— BEGIN ENTRIES SUPPLIED —
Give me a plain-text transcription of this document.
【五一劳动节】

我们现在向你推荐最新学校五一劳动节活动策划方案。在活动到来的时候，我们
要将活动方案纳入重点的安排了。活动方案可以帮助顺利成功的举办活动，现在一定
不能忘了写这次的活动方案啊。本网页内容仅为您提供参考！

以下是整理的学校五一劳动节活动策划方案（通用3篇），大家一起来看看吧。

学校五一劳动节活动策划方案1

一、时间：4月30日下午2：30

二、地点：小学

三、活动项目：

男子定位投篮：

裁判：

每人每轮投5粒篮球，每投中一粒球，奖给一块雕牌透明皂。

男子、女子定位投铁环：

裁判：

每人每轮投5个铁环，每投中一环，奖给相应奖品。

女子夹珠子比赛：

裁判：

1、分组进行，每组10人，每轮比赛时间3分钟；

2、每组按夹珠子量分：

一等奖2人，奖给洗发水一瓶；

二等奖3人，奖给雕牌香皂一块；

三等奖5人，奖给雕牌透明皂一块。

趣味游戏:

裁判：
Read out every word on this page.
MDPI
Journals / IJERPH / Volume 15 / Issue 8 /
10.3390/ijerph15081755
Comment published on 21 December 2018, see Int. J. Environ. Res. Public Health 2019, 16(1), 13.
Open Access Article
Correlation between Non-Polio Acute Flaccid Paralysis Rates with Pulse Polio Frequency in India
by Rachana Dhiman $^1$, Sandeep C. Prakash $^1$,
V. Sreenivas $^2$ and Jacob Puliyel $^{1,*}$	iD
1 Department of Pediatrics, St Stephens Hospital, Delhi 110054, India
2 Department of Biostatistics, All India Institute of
— END ENTRIES SUPPLIED —
(GIVEN REQUEST):
Review the material and copy each line in which the word "this" appears.

(THE REPLY):
Give me a plain-text transcription of this document.
Read out every word on this page.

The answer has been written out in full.